**Set exercise:** Locate all lines with the word "golden". Copy them.

**Records supplied:**
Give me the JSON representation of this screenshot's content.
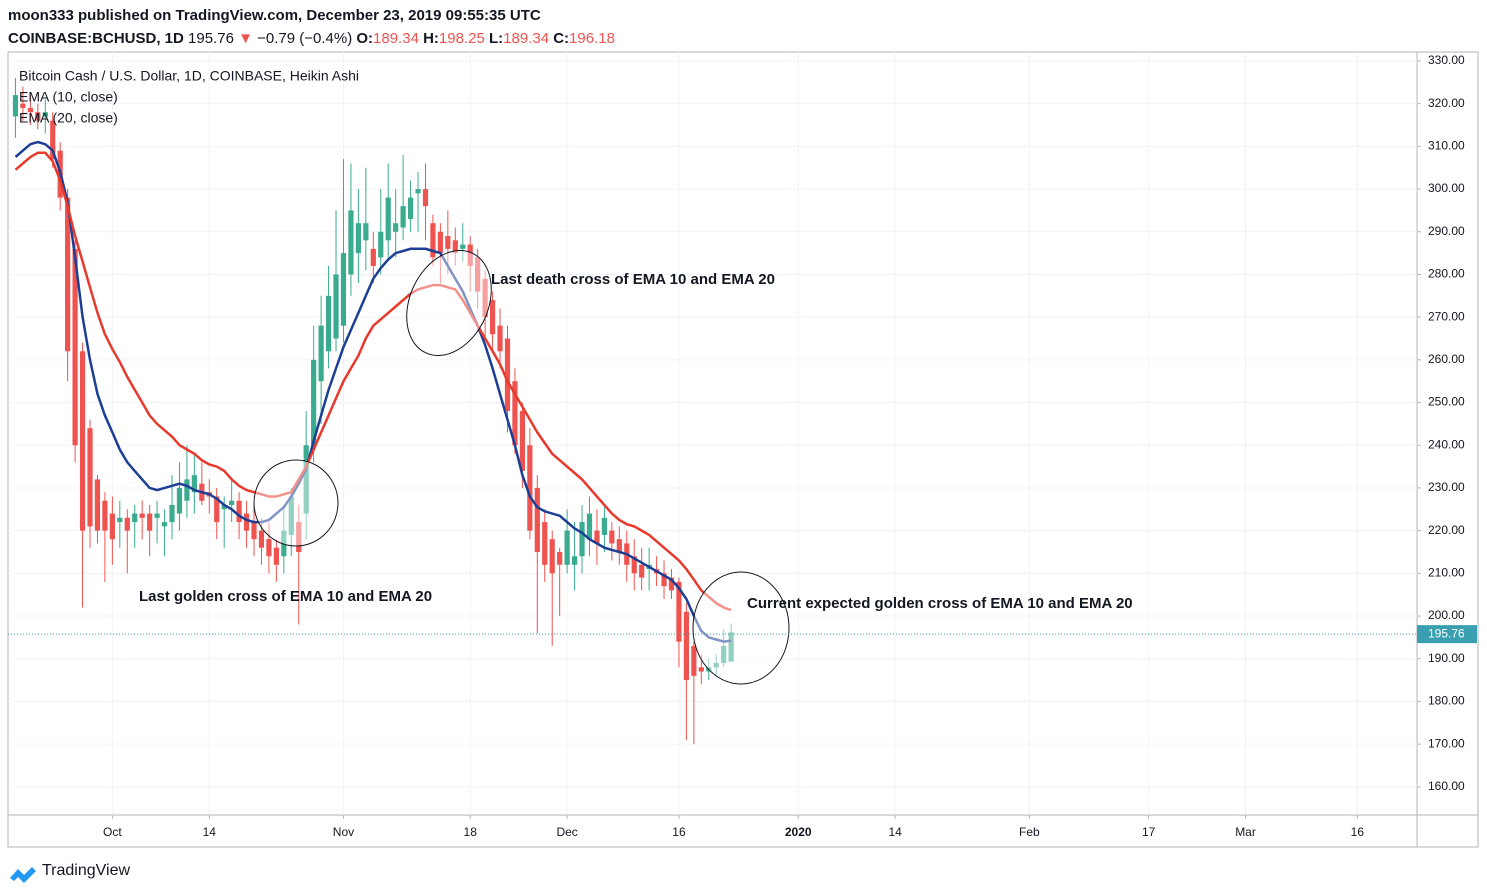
{
  "header": {
    "published": "moon333 published on TradingView.com, December 23, 2019 09:55:35 UTC",
    "symbol": "COINBASE:BCHUSD, 1D",
    "price": 195.76,
    "arrow": "▼",
    "change": "−0.79 (−0.4%)",
    "ohlc_labels": [
      "O:",
      "H:",
      "L:",
      "C:"
    ]
  },
  "footer": {
    "brand": "TradingView"
  },
  "chart_data": {
    "type": "candlestick",
    "title": "Bitcoin Cash / U.S. Dollar, 1D, COINBASE, Heikin Ashi",
    "up_color": "#3aab8f",
    "down_color": "#ef5350",
    "x": [
      "2019-09-18",
      "2019-09-19",
      "2019-09-20",
      "2019-09-21",
      "2019-09-22",
      "2019-09-23",
      "2019-09-24",
      "2019-09-25",
      "2019-09-26",
      "2019-09-27",
      "2019-09-28",
      "2019-09-29",
      "2019-09-30",
      "2019-10-01",
      "2019-10-02",
      "2019-10-03",
      "2019-10-04",
      "2019-10-05",
      "2019-10-06",
      "2019-10-07",
      "2019-10-08",
      "2019-10-09",
      "2019-10-10",
      "2019-10-11",
      "2019-10-12",
      "2019-10-13",
      "2019-10-14",
      "2019-10-15",
      "2019-10-16",
      "2019-10-17",
      "2019-10-18",
      "2019-10-19",
      "2019-10-20",
      "2019-10-21",
      "2019-10-22",
      "2019-10-23",
      "2019-10-24",
      "2019-10-25",
      "2019-10-26",
      "2019-10-27",
      "2019-10-28",
      "2019-10-29",
      "2019-10-30",
      "2019-10-31",
      "2019-11-01",
      "2019-11-02",
      "2019-11-03",
      "2019-11-04",
      "2019-11-05",
      "2019-11-06",
      "2019-11-07",
      "2019-11-08",
      "2019-11-09",
      "2019-11-10",
      "2019-11-11",
      "2019-11-12",
      "2019-11-13",
      "2019-11-14",
      "2019-11-15",
      "2019-11-16",
      "2019-11-17",
      "2019-11-18",
      "2019-11-19",
      "2019-11-20",
      "2019-11-21",
      "2019-11-22",
      "2019-11-23",
      "2019-11-24",
      "2019-11-25",
      "2019-11-26",
      "2019-11-27",
      "2019-11-28",
      "2019-11-29",
      "2019-11-30",
      "2019-12-01",
      "2019-12-02",
      "2019-12-03",
      "2019-12-04",
      "2019-12-05",
      "2019-12-06",
      "2019-12-07",
      "2019-12-08",
      "2019-12-09",
      "2019-12-10",
      "2019-12-11",
      "2019-12-12",
      "2019-12-13",
      "2019-12-14",
      "2019-12-15",
      "2019-12-16",
      "2019-12-17",
      "2019-12-18",
      "2019-12-19",
      "2019-12-20",
      "2019-12-21",
      "2019-12-22",
      "2019-12-23"
    ],
    "ohlc": [
      [
        317,
        326,
        312,
        322
      ],
      [
        320,
        324,
        316,
        319
      ],
      [
        319,
        322,
        315,
        318
      ],
      [
        318,
        320,
        314,
        316
      ],
      [
        317,
        321,
        313,
        318
      ],
      [
        316,
        318,
        305,
        307
      ],
      [
        309,
        311,
        295,
        298
      ],
      [
        298,
        300,
        255,
        262
      ],
      [
        286,
        288,
        236,
        240
      ],
      [
        262,
        264,
        202,
        220
      ],
      [
        244,
        246,
        216,
        221
      ],
      [
        232,
        233,
        217,
        220
      ],
      [
        227,
        229,
        208,
        220
      ],
      [
        224,
        228,
        212,
        218
      ],
      [
        222,
        227,
        216,
        223
      ],
      [
        223,
        225,
        210,
        220
      ],
      [
        222,
        226,
        216,
        224
      ],
      [
        224,
        227,
        218,
        223
      ],
      [
        224,
        226,
        214,
        220
      ],
      [
        223,
        227,
        217,
        224
      ],
      [
        221,
        225,
        214,
        222
      ],
      [
        222,
        233,
        218,
        226
      ],
      [
        224,
        236,
        220,
        230
      ],
      [
        227,
        240,
        223,
        232
      ],
      [
        229,
        238,
        224,
        233
      ],
      [
        231,
        236,
        226,
        227
      ],
      [
        229,
        232,
        224,
        228
      ],
      [
        228,
        230,
        218,
        222
      ],
      [
        225,
        228,
        216,
        226
      ],
      [
        226,
        232,
        222,
        227
      ],
      [
        227,
        229,
        218,
        222
      ],
      [
        224,
        227,
        216,
        220
      ],
      [
        222,
        226,
        214,
        218
      ],
      [
        220,
        223,
        212,
        216
      ],
      [
        218,
        222,
        210,
        214
      ],
      [
        216,
        218,
        208,
        212
      ],
      [
        214,
        226,
        210,
        220
      ],
      [
        219,
        230,
        214,
        228
      ],
      [
        222,
        226,
        198,
        215
      ],
      [
        224,
        248,
        218,
        240
      ],
      [
        240,
        268,
        236,
        260
      ],
      [
        255,
        275,
        245,
        268
      ],
      [
        262,
        282,
        258,
        275
      ],
      [
        265,
        295,
        262,
        280
      ],
      [
        268,
        307,
        264,
        285
      ],
      [
        280,
        306,
        275,
        295
      ],
      [
        285,
        300,
        278,
        292
      ],
      [
        288,
        305,
        281,
        292
      ],
      [
        286,
        290,
        278,
        282
      ],
      [
        284,
        300,
        280,
        290
      ],
      [
        288,
        306,
        284,
        298
      ],
      [
        290,
        300,
        284,
        292
      ],
      [
        291,
        308,
        288,
        296
      ],
      [
        293,
        302,
        290,
        298
      ],
      [
        299,
        304,
        290,
        300
      ],
      [
        300,
        306,
        288,
        296
      ],
      [
        292,
        294,
        282,
        284
      ],
      [
        290,
        292,
        278,
        285
      ],
      [
        289,
        295,
        280,
        286
      ],
      [
        288,
        291,
        282,
        285
      ],
      [
        286,
        292,
        283,
        287
      ],
      [
        287,
        289,
        276,
        282
      ],
      [
        284,
        286,
        272,
        276
      ],
      [
        279,
        281,
        265,
        270
      ],
      [
        274,
        276,
        262,
        266
      ],
      [
        268,
        272,
        258,
        262
      ],
      [
        265,
        268,
        243,
        248
      ],
      [
        255,
        258,
        238,
        240
      ],
      [
        248,
        250,
        230,
        234
      ],
      [
        240,
        244,
        218,
        220
      ],
      [
        230,
        233,
        196,
        215
      ],
      [
        222,
        225,
        208,
        212
      ],
      [
        218,
        220,
        193,
        210
      ],
      [
        215,
        216,
        200,
        212
      ],
      [
        212,
        225,
        210,
        220
      ],
      [
        212,
        222,
        206,
        214
      ],
      [
        214,
        226,
        210,
        222
      ],
      [
        218,
        228,
        214,
        224
      ],
      [
        220,
        225,
        212,
        217
      ],
      [
        219,
        226,
        215,
        223
      ],
      [
        220,
        222,
        213,
        217
      ],
      [
        218,
        221,
        212,
        215
      ],
      [
        217,
        220,
        208,
        212
      ],
      [
        214,
        218,
        206,
        210
      ],
      [
        212,
        216,
        206,
        209
      ],
      [
        211,
        216,
        206,
        212
      ],
      [
        211,
        214,
        207,
        210
      ],
      [
        210,
        213,
        204,
        207
      ],
      [
        209,
        211,
        204,
        206
      ],
      [
        208,
        209,
        188,
        194
      ],
      [
        201,
        203,
        171,
        185
      ],
      [
        193,
        194,
        170,
        186
      ],
      [
        188,
        191,
        184,
        187
      ],
      [
        187,
        190,
        185,
        188
      ],
      [
        188,
        191,
        186,
        189
      ],
      [
        189,
        197,
        188,
        193
      ],
      [
        189.34,
        198.25,
        189.34,
        196.18
      ]
    ],
    "series": [
      {
        "name": "EMA (10, close)",
        "color": "#1c3f95",
        "values": [
          307.5,
          309,
          310.5,
          311,
          310.5,
          309,
          304,
          297,
          284,
          270,
          260,
          252,
          247,
          243,
          239,
          236,
          234,
          232,
          230,
          229.5,
          230,
          230.5,
          231,
          230.5,
          229.5,
          229,
          228.5,
          227.5,
          226,
          225,
          223.5,
          222.5,
          222,
          222,
          222.5,
          224,
          225.5,
          228,
          231,
          234.5,
          241,
          247,
          253,
          258,
          263,
          267,
          271,
          275,
          279,
          281.5,
          283.5,
          285,
          285.5,
          286,
          286,
          286,
          285.5,
          285,
          282,
          279,
          276,
          272,
          268,
          263.5,
          258,
          252,
          246,
          240,
          233,
          228,
          225.5,
          224.5,
          224,
          223.5,
          222,
          220.5,
          219.5,
          218,
          217,
          216,
          215.5,
          215,
          214.5,
          213.5,
          212.5,
          211.5,
          210.5,
          209.5,
          208.5,
          206.5,
          204,
          200,
          196.5,
          195,
          194.5,
          194,
          194.2
        ]
      },
      {
        "name": "EMA (20, close)",
        "color": "#e8392d",
        "values": [
          304.5,
          306,
          307.5,
          308.5,
          308.5,
          306.5,
          302,
          296,
          289,
          283,
          277,
          271,
          266,
          262.5,
          259.5,
          256,
          253,
          250,
          247,
          245,
          243.5,
          242,
          240,
          239,
          238,
          236.5,
          235.5,
          235,
          234,
          232,
          230.5,
          229.5,
          229,
          228.5,
          228,
          228,
          228.5,
          229,
          232,
          235,
          239,
          243,
          247,
          251,
          255,
          258,
          261,
          265,
          268,
          269.5,
          271,
          272.5,
          274,
          275.5,
          276.5,
          277,
          277.5,
          277.5,
          277,
          276.5,
          274,
          271,
          268,
          265,
          262,
          259,
          255,
          252,
          249,
          246,
          243,
          240.5,
          238,
          236.5,
          235,
          233.5,
          232,
          230,
          228,
          226,
          224,
          222.5,
          221.5,
          221,
          220,
          219,
          217.5,
          216,
          214.5,
          213,
          211,
          208.5,
          206,
          204.5,
          203,
          202,
          201.4
        ]
      }
    ],
    "annotations": [
      "Last golden cross of EMA 10 and EMA 20",
      "Last death cross of EMA 10 and EMA 20",
      "Current expected golden cross of EMA 10 and EMA 20"
    ],
    "xlim": [
      "2019-09-17",
      "2020-03-24"
    ],
    "xticks": [
      {
        "value": "2019-10-01",
        "label": "Oct"
      },
      {
        "value": "2019-10-14",
        "label": "14"
      },
      {
        "value": "2019-11-01",
        "label": "Nov"
      },
      {
        "value": "2019-11-18",
        "label": "18"
      },
      {
        "value": "2019-12-01",
        "label": "Dec"
      },
      {
        "value": "2019-12-16",
        "label": "16"
      },
      {
        "value": "2020-01-01",
        "label": "2020"
      },
      {
        "value": "2020-01-14",
        "label": "14"
      },
      {
        "value": "2020-02-01",
        "label": "Feb"
      },
      {
        "value": "2020-02-17",
        "label": "17"
      },
      {
        "value": "2020-03-01",
        "label": "Mar"
      },
      {
        "value": "2020-03-16",
        "label": "16"
      }
    ],
    "ylim": [
      153.4,
      332.1
    ],
    "yticks": [
      {
        "value": 160,
        "label": "160.00"
      },
      {
        "value": 170,
        "label": "170.00"
      },
      {
        "value": 180,
        "label": "180.00"
      },
      {
        "value": 190,
        "label": "190.00"
      },
      {
        "value": 200,
        "label": "200.00"
      },
      {
        "value": 210,
        "label": "210.00"
      },
      {
        "value": 220,
        "label": "220.00"
      },
      {
        "value": 230,
        "label": "230.00"
      },
      {
        "value": 240,
        "label": "240.00"
      },
      {
        "value": 250,
        "label": "250.00"
      },
      {
        "value": 260,
        "label": "260.00"
      },
      {
        "value": 270,
        "label": "270.00"
      },
      {
        "value": 280,
        "label": "280.00"
      },
      {
        "value": 290,
        "label": "290.00"
      },
      {
        "value": 300,
        "label": "300.00"
      },
      {
        "value": 310,
        "label": "310.00"
      },
      {
        "value": 320,
        "label": "320.00"
      },
      {
        "value": 330,
        "label": "330.00"
      }
    ],
    "grid": true
  }
}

**Answer to the exercise:**
      "Last golden cross of EMA 10 and EMA 20",
      "Current expected golden cross of EMA 10 and EMA 20"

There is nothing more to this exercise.